*JOB*: Copy the lines that follow, keeping every character the same.

[Some records]
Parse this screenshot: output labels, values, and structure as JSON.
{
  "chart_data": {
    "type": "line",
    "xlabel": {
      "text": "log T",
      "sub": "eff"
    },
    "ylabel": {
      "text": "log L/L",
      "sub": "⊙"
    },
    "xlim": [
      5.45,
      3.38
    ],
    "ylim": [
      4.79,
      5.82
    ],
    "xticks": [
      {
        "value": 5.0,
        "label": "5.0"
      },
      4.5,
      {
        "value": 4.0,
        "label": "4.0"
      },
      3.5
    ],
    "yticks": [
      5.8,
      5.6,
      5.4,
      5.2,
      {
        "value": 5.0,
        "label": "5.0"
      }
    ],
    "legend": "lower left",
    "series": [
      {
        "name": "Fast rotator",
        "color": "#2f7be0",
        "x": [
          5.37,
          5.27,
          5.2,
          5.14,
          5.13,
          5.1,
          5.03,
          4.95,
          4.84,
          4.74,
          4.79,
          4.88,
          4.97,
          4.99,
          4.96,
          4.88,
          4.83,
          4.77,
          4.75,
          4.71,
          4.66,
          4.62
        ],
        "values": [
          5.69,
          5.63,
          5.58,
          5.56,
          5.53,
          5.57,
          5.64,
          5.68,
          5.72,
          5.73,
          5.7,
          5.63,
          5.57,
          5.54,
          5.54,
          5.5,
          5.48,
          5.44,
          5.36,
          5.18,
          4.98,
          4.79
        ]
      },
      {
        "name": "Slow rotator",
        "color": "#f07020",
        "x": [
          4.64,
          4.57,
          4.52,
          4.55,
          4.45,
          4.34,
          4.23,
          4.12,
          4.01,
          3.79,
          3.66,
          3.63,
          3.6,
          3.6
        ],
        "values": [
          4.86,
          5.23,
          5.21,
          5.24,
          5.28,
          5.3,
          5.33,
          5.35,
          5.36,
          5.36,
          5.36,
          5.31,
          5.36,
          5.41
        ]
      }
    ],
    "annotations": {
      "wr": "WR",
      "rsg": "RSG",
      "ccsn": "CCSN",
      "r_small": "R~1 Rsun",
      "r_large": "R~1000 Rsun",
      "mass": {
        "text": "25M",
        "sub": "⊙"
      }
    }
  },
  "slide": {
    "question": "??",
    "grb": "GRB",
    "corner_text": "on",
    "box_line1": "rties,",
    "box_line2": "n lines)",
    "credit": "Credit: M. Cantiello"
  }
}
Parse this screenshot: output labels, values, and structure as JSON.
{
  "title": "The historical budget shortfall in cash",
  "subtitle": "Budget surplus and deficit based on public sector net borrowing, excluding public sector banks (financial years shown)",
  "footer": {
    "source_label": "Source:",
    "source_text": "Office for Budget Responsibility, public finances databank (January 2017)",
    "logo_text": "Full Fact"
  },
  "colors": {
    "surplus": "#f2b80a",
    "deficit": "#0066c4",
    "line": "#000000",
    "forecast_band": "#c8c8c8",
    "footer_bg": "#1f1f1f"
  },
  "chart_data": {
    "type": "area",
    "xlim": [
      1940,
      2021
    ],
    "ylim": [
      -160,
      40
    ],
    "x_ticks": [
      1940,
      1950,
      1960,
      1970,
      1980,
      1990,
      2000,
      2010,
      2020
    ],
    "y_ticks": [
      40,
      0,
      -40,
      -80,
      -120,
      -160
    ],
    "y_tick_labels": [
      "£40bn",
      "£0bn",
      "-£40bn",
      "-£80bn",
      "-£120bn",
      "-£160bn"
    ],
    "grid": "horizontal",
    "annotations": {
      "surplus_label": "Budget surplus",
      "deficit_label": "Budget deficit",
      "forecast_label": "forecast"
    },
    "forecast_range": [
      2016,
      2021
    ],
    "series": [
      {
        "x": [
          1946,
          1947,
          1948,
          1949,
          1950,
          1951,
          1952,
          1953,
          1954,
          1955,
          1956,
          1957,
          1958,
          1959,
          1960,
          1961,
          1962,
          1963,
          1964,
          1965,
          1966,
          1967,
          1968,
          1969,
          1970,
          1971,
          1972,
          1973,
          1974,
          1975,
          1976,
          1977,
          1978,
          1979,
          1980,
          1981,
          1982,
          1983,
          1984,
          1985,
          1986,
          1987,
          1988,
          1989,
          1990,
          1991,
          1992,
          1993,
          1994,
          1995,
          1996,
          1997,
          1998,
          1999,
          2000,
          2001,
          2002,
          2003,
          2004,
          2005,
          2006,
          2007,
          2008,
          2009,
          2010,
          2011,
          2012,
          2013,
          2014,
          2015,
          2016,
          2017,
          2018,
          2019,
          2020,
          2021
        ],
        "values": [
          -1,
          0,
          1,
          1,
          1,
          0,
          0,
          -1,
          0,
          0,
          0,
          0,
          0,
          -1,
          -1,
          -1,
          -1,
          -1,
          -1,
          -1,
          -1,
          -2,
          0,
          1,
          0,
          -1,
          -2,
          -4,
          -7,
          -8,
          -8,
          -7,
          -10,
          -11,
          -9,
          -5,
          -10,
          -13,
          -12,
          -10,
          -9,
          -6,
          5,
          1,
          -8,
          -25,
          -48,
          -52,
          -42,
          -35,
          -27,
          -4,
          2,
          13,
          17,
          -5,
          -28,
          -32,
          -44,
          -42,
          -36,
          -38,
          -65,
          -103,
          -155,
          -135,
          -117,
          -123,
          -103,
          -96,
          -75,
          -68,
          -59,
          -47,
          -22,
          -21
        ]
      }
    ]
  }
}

*EXERCISE ANSWER*:
Parse this screenshot: output labels, values, and structure as JSON.
{
  "chart_data": {
    "type": "line",
    "xlabel": {
      "text": "log T",
      "sub": "eff"
    },
    "ylabel": {
      "text": "log L/L",
      "sub": "⊙"
    },
    "xlim": [
      5.45,
      3.38
    ],
    "ylim": [
      4.79,
      5.82
    ],
    "xticks": [
      {
        "value": 5.0,
        "label": "5.0"
      },
      4.5,
      {
        "value": 4.0,
        "label": "4.0"
      },
      3.5
    ],
    "yticks": [
      5.8,
      5.6,
      5.4,
      5.2,
      {
        "value": 5.0,
        "label": "5.0"
      }
    ],
    "legend": "lower left",
    "series": [
      {
        "name": "Fast rotator",
        "color": "#2f7be0",
        "x": [
          5.37,
          5.27,
          5.2,
          5.14,
          5.13,
          5.1,
          5.03,
          4.95,
          4.84,
          4.74,
          4.79,
          4.88,
          4.97,
          4.99,
          4.96,
          4.88,
          4.83,
          4.77,
          4.75,
          4.71,
          4.66,
          4.62
        ],
        "values": [
          5.69,
          5.63,
          5.58,
          5.56,
          5.53,
          5.57,
          5.64,
          5.68,
          5.72,
          5.73,
          5.7,
          5.63,
          5.57,
          5.54,
          5.54,
          5.5,
          5.48,
          5.44,
          5.36,
          5.18,
          4.98,
          4.79
        ]
      },
      {
        "name": "Slow rotator",
        "color": "#f07020",
        "x": [
          4.64,
          4.57,
          4.52,
          4.55,
          4.45,
          4.34,
          4.23,
          4.12,
          4.01,
          3.79,
          3.66,
          3.63,
          3.6,
          3.6
        ],
        "values": [
          4.86,
          5.23,
          5.21,
          5.24,
          5.28,
          5.3,
          5.33,
          5.35,
          5.36,
          5.36,
          5.36,
          5.31,
          5.36,
          5.41
        ]
      }
    ],
    "annotations": {
      "wr": "WR",
      "rsg": "RSG",
      "ccsn": "CCSN",
      "r_small": "R~1 Rsun",
      "r_large": "R~1000 Rsun",
      "mass": {
        "text": "25M",
        "sub": "⊙"
      }
    }
  },
  "slide": {
    "question": "??",
    "grb": "GRB",
    "corner_text": "on",
    "box_line1": "rties,",
    "box_line2": "n lines)",
    "credit": "Credit: M. Cantiello"
  }
}
Parse this screenshot: output labels, values, and structure as JSON.
{
  "title": "The historical budget shortfall in cash",
  "subtitle": "Budget surplus and deficit based on public sector net borrowing, excluding public sector banks (financial years shown)",
  "footer": {
    "source_label": "Source:",
    "source_text": "Office for Budget Responsibility, public finances databank (January 2017)",
    "logo_text": "Full Fact"
  },
  "colors": {
    "surplus": "#f2b80a",
    "deficit": "#0066c4",
    "line": "#000000",
    "forecast_band": "#c8c8c8",
    "footer_bg": "#1f1f1f"
  },
  "chart_data": {
    "type": "area",
    "xlim": [
      1940,
      2021
    ],
    "ylim": [
      -160,
      40
    ],
    "x_ticks": [
      1940,
      1950,
      1960,
      1970,
      1980,
      1990,
      2000,
      2010,
      2020
    ],
    "y_ticks": [
      40,
      0,
      -40,
      -80,
      -120,
      -160
    ],
    "y_tick_labels": [
      "£40bn",
      "£0bn",
      "-£40bn",
      "-£80bn",
      "-£120bn",
      "-£160bn"
    ],
    "grid": "horizontal",
    "annotations": {
      "surplus_label": "Budget surplus",
      "deficit_label": "Budget deficit",
      "forecast_label": "forecast"
    },
    "forecast_range": [
      2016,
      2021
    ],
    "series": [
      {
        "x": [
          1946,
          1947,
          1948,
          1949,
          1950,
          1951,
          1952,
          1953,
          1954,
          1955,
          1956,
          1957,
          1958,
          1959,
          1960,
          1961,
          1962,
          1963,
          1964,
          1965,
          1966,
          1967,
          1968,
          1969,
          1970,
          1971,
          1972,
          1973,
          1974,
          1975,
          1976,
          1977,
          1978,
          1979,
          1980,
          1981,
          1982,
          1983,
          1984,
          1985,
          1986,
          1987,
          1988,
          1989,
          1990,
          1991,
          1992,
          1993,
          1994,
          1995,
          1996,
          1997,
          1998,
          1999,
          2000,
          2001,
          2002,
          2003,
          2004,
          2005,
          2006,
          2007,
          2008,
          2009,
          2010,
          2011,
          2012,
          2013,
          2014,
          2015,
          2016,
          2017,
          2018,
          2019,
          2020,
          2021
        ],
        "values": [
          -1,
          0,
          1,
          1,
          1,
          0,
          0,
          -1,
          0,
          0,
          0,
          0,
          0,
          -1,
          -1,
          -1,
          -1,
          -1,
          -1,
          -1,
          -1,
          -2,
          0,
          1,
          0,
          -1,
          -2,
          -4,
          -7,
          -8,
          -8,
          -7,
          -10,
          -11,
          -9,
          -5,
          -10,
          -13,
          -12,
          -10,
          -9,
          -6,
          5,
          1,
          -8,
          -25,
          -48,
          -52,
          -42,
          -35,
          -27,
          -4,
          2,
          13,
          17,
          -5,
          -28,
          -32,
          -44,
          -42,
          -36,
          -38,
          -65,
          -103,
          -155,
          -135,
          -117,
          -123,
          -103,
          -96,
          -75,
          -68,
          -59,
          -47,
          -22,
          -21
        ]
      }
    ]
  }
}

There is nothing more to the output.